Search the entries below. Return every line that has "Minuten" in it.

::::::::

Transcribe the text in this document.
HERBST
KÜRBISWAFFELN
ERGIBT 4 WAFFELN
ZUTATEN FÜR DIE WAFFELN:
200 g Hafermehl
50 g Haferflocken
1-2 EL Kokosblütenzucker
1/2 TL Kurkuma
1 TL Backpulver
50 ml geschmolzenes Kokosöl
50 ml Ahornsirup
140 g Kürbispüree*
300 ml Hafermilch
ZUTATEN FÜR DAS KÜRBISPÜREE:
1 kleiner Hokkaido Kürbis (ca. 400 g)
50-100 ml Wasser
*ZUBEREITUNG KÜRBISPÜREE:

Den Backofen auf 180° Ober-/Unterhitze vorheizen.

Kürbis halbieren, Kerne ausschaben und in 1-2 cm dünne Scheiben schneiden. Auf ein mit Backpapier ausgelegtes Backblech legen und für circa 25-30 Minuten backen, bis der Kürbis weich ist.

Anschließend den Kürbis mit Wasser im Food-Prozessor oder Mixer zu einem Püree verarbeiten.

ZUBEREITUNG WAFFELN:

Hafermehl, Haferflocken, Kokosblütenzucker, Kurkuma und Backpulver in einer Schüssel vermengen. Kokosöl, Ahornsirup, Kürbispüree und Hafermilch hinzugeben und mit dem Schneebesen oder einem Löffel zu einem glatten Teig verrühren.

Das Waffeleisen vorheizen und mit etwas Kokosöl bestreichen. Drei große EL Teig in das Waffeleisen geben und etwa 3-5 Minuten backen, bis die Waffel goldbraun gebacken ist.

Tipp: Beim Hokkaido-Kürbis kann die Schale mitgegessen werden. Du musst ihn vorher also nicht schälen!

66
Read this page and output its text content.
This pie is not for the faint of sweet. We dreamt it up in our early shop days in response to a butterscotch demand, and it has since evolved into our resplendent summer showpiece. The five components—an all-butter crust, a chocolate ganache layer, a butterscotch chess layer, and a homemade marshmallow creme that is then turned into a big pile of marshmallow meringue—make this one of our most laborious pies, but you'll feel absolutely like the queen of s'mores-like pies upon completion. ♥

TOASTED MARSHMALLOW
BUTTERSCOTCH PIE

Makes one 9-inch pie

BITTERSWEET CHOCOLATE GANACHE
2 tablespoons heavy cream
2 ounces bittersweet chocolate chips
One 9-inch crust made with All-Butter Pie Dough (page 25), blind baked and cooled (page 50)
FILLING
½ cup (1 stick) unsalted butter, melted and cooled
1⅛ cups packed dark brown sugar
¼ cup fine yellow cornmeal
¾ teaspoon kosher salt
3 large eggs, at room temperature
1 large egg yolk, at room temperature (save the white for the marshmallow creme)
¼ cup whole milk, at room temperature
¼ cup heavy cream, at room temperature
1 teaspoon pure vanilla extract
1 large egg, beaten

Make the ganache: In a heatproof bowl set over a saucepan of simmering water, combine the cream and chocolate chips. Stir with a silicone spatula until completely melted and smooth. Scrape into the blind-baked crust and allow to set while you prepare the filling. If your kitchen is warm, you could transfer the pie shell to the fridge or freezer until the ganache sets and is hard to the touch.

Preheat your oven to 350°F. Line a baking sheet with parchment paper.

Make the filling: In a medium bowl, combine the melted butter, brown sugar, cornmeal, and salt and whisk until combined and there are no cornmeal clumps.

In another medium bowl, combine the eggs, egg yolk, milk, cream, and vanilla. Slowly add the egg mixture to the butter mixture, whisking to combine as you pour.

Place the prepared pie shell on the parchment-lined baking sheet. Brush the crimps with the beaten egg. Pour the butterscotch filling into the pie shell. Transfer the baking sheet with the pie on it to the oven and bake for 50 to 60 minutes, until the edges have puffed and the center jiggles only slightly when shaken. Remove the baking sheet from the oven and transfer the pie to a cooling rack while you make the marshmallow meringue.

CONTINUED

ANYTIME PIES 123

::::::::

## EXERCISE RESULT
Kürbis halbieren, Kerne ausschaben und in 1-2 cm dünne Scheiben schneiden. Auf ein mit Backpapier ausgelegtes Backblech legen und für circa 25-30 Minuten backen, bis der Kürbis weich ist.
Das Waffeleisen vorheizen und mit etwas Kokosöl bestreichen. Drei große EL Teig in das Waffeleisen geben und etwa 3-5 Minuten backen, bis die Waffel goldbraun gebacken ist.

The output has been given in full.